BEGIN

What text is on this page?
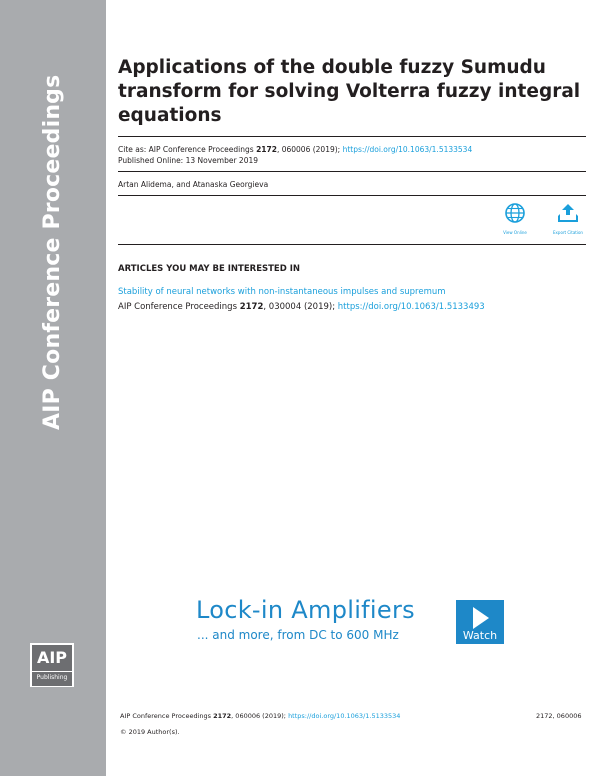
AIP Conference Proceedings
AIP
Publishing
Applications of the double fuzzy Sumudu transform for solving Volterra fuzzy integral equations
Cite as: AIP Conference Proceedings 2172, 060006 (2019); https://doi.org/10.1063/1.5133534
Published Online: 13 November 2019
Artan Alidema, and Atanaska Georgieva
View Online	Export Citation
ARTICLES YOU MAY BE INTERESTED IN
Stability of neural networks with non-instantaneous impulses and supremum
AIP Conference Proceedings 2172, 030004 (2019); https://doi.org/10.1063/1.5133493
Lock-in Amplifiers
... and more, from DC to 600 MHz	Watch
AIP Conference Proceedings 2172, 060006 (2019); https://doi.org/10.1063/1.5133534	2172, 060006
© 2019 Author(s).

END
BEGIN

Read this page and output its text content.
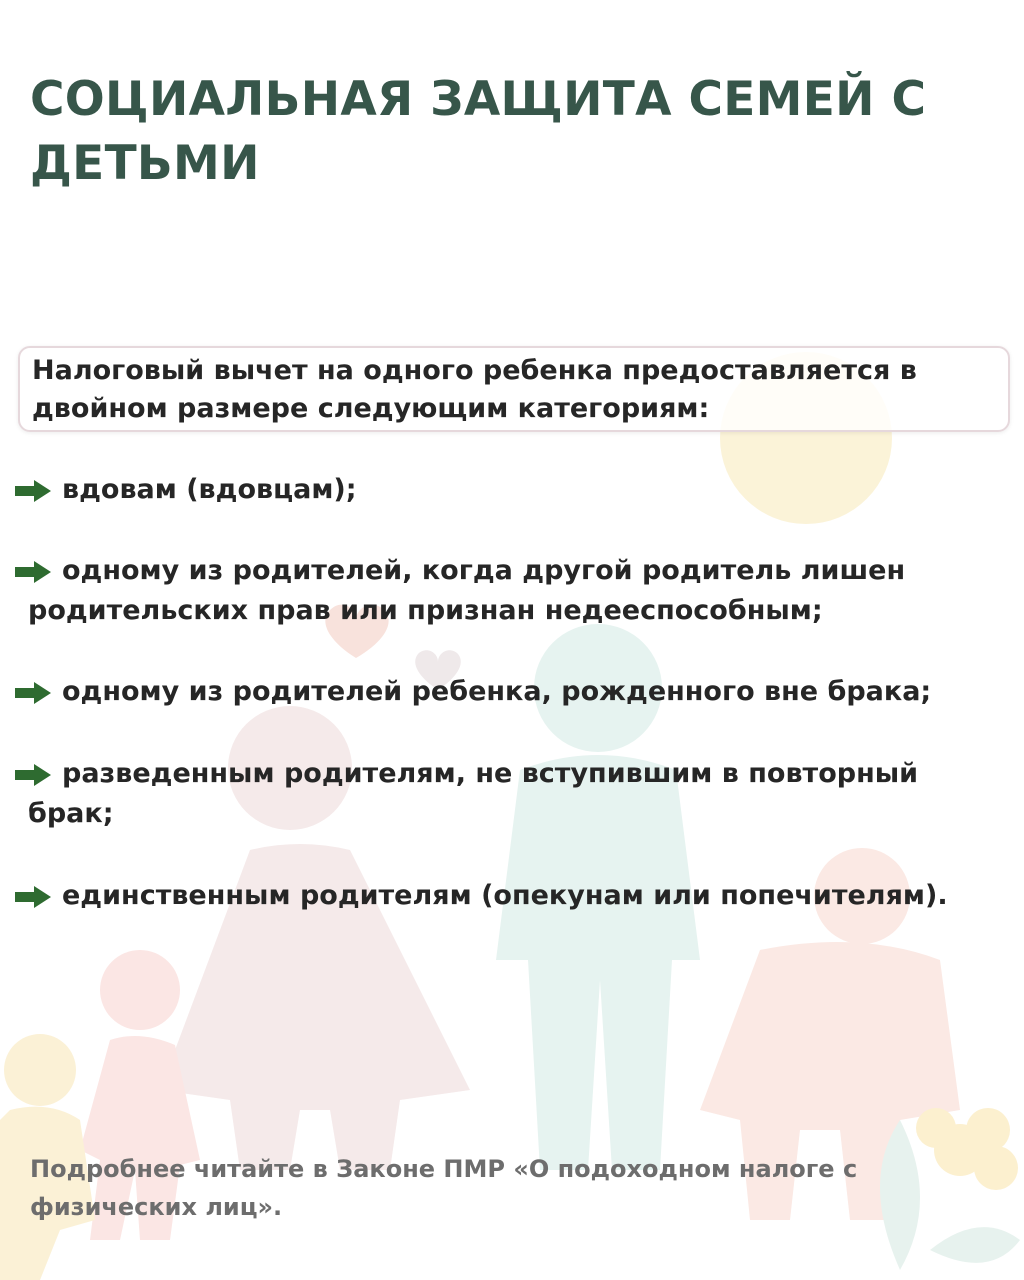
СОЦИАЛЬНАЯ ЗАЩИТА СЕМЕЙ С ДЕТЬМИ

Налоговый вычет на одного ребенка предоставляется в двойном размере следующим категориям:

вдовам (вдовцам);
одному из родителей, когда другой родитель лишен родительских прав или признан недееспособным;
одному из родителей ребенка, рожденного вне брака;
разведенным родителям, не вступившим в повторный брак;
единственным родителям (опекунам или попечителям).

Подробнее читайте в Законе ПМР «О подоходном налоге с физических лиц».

END

◆ **Exercise directions**: Lines from the records above that hold "text" are the ones to list.

◆ **Worked answer**:
What text is on this page?
Read this page and output its text content.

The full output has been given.